Short exercise: Exactly reproduce each record listed below.

....

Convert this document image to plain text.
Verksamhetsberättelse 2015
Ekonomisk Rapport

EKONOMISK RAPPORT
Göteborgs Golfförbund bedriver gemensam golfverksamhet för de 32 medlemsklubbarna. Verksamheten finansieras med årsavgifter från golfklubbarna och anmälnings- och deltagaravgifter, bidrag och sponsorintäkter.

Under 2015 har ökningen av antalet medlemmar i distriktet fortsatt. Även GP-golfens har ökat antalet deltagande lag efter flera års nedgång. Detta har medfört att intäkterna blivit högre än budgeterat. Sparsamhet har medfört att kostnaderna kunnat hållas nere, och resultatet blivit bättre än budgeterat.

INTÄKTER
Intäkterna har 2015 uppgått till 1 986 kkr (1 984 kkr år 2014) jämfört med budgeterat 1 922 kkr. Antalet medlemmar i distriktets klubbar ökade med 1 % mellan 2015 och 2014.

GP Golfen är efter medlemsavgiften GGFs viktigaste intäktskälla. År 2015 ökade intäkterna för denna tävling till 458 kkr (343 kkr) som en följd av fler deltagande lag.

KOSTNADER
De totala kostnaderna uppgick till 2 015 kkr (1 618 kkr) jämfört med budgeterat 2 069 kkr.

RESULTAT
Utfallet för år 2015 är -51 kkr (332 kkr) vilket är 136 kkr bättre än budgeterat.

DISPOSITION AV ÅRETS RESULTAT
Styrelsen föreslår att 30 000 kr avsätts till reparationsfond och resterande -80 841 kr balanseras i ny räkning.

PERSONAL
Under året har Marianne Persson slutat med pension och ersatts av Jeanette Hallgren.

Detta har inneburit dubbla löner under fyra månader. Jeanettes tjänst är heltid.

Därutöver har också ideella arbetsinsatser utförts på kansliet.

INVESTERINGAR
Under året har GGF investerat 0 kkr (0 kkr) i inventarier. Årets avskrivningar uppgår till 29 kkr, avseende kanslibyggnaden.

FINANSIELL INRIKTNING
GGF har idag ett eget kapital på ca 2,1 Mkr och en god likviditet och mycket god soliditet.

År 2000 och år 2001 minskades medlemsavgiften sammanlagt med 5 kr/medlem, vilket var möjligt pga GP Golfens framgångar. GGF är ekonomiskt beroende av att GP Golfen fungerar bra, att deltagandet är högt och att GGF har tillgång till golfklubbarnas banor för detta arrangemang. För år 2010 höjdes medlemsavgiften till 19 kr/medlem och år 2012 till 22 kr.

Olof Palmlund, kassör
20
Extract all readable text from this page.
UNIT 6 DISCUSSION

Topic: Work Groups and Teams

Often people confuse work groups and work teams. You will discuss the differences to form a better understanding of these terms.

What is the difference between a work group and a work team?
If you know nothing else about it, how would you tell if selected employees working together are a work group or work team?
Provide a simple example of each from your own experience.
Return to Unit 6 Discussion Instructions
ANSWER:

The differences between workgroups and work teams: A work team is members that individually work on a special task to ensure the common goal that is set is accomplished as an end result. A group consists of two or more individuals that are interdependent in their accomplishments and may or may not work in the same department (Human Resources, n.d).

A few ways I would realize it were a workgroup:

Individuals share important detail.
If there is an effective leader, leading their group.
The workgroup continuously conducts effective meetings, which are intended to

....

Task solution:
Convert this document image to plain text.
Verksamhetsberättelse 2015
Ekonomisk Rapport

EKONOMISK RAPPORT
Göteborgs Golfförbund bedriver gemensam golfverksamhet för de 32 medlemsklubbarna. Verksamheten finansieras med årsavgifter från golfklubbarna och anmälnings- och deltagaravgifter, bidrag och sponsorintäkter.

Under 2015 har ökningen av antalet medlemmar i distriktet fortsatt. Även GP-golfens har ökat antalet deltagande lag efter flera års nedgång. Detta har medfört att intäkterna blivit högre än budgeterat. Sparsamhet har medfört att kostnaderna kunnat hållas nere, och resultatet blivit bättre än budgeterat.

INTÄKTER
Intäkterna har 2015 uppgått till 1 986 kkr (1 984 kkr år 2014) jämfört med budgeterat 1 922 kkr. Antalet medlemmar i distriktets klubbar ökade med 1 % mellan 2015 och 2014.

GP Golfen är efter medlemsavgiften GGFs viktigaste intäktskälla. År 2015 ökade intäkterna för denna tävling till 458 kkr (343 kkr) som en följd av fler deltagande lag.

KOSTNADER
De totala kostnaderna uppgick till 2 015 kkr (1 618 kkr) jämfört med budgeterat 2 069 kkr.

RESULTAT
Utfallet för år 2015 är -51 kkr (332 kkr) vilket är 136 kkr bättre än budgeterat.

DISPOSITION AV ÅRETS RESULTAT
Styrelsen föreslår att 30 000 kr avsätts till reparationsfond och resterande -80 841 kr balanseras i ny räkning.

PERSONAL
Under året har Marianne Persson slutat med pension och ersatts av Jeanette Hallgren.

Detta har inneburit dubbla löner under fyra månader. Jeanettes tjänst är heltid.

Därutöver har också ideella arbetsinsatser utförts på kansliet.

INVESTERINGAR
Under året har GGF investerat 0 kkr (0 kkr) i inventarier. Årets avskrivningar uppgår till 29 kkr, avseende kanslibyggnaden.

FINANSIELL INRIKTNING
GGF har idag ett eget kapital på ca 2,1 Mkr och en god likviditet och mycket god soliditet.

År 2000 och år 2001 minskades medlemsavgiften sammanlagt med 5 kr/medlem, vilket var möjligt pga GP Golfens framgångar. GGF är ekonomiskt beroende av att GP Golfen fungerar bra, att deltagandet är högt och att GGF har tillgång till golfklubbarnas banor för detta arrangemang. För år 2010 höjdes medlemsavgiften till 19 kr/medlem och år 2012 till 22 kr.

Olof Palmlund, kassör
20
Extract all readable text from this page.
UNIT 6 DISCUSSION

Topic: Work Groups and Teams

Often people confuse work groups and work teams. You will discuss the differences to form a better understanding of these terms.

What is the difference between a work group and a work team?
If you know nothing else about it, how would you tell if selected employees working together are a work group or work team?
Provide a simple example of each from your own experience.
Return to Unit 6 Discussion Instructions
ANSWER:

The differences between workgroups and work teams: A work team is members that individually work on a special task to ensure the common goal that is set is accomplished as an end result. A group consists of two or more individuals that are interdependent in their accomplishments and may or may not work in the same department (Human Resources, n.d).

A few ways I would realize it were a workgroup:

Individuals share important detail.
If there is an effective leader, leading their group.
The workgroup continuously conducts effective meetings, which are intended to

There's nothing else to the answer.